_Dataset rows:_
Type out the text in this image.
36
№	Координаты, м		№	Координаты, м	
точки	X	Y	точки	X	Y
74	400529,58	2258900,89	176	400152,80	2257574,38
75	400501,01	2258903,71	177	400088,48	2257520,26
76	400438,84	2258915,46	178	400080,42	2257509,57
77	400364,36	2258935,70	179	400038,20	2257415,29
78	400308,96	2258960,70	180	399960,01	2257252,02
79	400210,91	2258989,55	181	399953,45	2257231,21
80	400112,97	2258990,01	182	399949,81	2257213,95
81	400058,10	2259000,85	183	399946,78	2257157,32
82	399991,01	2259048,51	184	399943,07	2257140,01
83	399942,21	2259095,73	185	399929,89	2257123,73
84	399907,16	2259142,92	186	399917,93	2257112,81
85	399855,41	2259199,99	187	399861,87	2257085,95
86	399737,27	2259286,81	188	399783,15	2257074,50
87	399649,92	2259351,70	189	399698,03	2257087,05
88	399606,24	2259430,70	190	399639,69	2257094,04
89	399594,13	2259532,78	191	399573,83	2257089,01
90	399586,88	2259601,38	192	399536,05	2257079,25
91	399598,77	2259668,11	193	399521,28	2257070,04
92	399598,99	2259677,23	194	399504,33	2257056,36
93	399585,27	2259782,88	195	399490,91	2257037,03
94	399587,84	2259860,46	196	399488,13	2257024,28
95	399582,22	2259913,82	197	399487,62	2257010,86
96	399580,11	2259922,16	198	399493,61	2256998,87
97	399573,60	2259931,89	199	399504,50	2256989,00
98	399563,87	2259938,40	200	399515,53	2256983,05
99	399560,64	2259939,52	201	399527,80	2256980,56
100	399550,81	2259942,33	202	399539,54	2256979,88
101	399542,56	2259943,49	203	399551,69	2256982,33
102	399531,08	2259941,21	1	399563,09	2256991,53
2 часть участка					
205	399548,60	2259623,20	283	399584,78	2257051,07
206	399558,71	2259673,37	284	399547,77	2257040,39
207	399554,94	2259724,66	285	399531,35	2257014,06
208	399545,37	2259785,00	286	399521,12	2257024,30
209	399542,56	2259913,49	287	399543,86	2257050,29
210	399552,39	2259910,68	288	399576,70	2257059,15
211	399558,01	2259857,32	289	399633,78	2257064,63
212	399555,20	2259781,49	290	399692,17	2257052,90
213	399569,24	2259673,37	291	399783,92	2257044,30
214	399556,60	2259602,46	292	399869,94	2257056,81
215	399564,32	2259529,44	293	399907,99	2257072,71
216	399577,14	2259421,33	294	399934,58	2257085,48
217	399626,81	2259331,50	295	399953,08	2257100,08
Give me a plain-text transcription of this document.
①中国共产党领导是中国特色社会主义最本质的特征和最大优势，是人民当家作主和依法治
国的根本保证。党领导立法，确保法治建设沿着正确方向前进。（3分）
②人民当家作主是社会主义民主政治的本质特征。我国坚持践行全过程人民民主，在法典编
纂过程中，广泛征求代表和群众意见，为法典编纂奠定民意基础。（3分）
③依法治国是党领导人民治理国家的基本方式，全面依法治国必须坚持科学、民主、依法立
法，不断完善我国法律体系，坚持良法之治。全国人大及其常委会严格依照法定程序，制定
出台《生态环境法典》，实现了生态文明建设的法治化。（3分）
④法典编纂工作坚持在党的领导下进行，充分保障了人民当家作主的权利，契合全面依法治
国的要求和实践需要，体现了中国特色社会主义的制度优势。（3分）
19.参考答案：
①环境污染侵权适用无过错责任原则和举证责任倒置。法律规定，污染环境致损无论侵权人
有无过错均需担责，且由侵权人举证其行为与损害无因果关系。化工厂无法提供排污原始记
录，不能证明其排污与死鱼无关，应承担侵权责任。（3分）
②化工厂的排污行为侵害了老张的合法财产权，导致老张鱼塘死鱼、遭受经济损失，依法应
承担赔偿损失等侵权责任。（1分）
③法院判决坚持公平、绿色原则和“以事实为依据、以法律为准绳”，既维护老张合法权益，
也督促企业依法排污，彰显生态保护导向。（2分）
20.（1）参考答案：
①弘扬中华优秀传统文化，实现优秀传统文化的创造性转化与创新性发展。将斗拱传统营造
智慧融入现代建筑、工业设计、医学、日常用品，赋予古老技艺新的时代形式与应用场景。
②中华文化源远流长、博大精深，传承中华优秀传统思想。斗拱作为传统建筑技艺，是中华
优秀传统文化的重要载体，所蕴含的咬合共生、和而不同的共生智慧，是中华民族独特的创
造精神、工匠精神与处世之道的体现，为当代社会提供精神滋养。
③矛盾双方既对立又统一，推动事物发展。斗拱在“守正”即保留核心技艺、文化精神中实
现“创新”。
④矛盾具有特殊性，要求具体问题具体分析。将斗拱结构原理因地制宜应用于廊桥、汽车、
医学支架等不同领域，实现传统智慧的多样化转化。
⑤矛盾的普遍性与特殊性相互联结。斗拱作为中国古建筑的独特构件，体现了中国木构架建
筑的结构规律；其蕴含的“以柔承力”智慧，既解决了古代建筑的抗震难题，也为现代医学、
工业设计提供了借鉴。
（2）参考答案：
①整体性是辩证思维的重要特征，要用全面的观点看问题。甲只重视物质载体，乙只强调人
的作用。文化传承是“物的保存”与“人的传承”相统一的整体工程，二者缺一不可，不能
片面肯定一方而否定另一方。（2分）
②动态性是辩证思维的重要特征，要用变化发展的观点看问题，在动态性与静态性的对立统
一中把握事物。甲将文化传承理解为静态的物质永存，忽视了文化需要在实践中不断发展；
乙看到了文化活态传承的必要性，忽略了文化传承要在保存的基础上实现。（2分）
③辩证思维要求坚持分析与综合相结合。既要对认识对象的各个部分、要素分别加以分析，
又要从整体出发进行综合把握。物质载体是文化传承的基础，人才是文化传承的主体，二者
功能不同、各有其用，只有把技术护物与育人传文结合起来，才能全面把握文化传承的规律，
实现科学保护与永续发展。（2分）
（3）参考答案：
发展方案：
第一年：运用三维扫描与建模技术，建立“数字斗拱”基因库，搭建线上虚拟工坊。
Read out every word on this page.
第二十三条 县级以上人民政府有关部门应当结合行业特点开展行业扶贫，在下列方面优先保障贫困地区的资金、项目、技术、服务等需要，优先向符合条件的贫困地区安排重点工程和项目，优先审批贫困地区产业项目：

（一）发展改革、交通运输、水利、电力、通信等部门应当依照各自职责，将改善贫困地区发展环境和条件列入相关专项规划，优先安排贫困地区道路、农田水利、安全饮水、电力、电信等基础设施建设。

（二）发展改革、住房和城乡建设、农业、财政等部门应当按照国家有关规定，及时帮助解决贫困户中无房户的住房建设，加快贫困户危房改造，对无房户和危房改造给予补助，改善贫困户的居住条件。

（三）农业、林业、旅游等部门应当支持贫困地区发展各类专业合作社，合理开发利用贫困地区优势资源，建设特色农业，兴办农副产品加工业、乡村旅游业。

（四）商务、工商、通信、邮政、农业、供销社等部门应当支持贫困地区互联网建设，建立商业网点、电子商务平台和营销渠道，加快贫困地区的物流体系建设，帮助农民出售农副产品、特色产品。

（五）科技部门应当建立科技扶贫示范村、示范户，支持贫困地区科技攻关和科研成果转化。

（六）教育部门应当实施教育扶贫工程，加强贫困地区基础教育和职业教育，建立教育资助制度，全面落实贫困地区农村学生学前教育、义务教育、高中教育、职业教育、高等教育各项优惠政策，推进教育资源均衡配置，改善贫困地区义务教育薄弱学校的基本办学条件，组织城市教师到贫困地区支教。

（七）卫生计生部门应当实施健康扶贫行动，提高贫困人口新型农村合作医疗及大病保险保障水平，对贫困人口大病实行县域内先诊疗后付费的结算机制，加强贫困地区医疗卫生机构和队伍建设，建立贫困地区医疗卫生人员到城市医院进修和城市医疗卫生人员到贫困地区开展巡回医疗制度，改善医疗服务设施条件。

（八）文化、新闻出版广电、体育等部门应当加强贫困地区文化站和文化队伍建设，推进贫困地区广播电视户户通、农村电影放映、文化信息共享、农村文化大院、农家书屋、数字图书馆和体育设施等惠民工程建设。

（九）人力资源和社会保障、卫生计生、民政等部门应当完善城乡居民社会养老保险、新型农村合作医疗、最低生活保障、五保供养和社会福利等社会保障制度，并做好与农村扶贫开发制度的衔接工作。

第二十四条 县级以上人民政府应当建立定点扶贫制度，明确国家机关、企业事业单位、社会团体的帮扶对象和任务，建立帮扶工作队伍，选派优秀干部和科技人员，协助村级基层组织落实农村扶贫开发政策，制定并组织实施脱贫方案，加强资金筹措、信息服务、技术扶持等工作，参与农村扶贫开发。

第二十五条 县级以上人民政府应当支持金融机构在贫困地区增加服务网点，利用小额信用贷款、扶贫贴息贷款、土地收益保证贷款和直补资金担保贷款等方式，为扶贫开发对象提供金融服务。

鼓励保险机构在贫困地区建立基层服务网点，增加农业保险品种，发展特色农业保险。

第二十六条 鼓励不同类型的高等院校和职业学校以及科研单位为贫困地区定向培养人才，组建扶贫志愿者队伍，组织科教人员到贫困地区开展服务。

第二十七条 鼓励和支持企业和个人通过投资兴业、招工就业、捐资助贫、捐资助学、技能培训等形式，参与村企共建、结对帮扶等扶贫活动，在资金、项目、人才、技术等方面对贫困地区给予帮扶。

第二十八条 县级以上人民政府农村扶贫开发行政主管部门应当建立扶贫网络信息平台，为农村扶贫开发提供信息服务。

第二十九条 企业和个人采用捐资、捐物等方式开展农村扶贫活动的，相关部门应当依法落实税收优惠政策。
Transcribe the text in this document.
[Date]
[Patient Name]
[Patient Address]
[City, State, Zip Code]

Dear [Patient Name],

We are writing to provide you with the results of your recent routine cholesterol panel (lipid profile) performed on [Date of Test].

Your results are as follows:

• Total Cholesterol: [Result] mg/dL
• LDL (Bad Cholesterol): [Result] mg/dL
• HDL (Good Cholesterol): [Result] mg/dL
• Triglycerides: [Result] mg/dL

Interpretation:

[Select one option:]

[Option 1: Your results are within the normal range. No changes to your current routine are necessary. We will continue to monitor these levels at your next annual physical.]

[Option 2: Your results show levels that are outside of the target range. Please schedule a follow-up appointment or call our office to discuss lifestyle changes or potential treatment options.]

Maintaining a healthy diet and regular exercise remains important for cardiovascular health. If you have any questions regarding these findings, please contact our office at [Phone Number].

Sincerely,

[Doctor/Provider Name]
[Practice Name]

_Work to complete:_
Gather, from the listing above, every line carrying the word "office".

_Task answer:_
[Option 2: Your results show levels that are outside of the target range. Please schedule a follow-up appointment or call our office to discuss lifestyle changes or potential treatment options.]
Maintaining a healthy diet and regular exercise remains important for cardiovascular health. If you have any questions regarding these findings, please contact our office at [Phone Number].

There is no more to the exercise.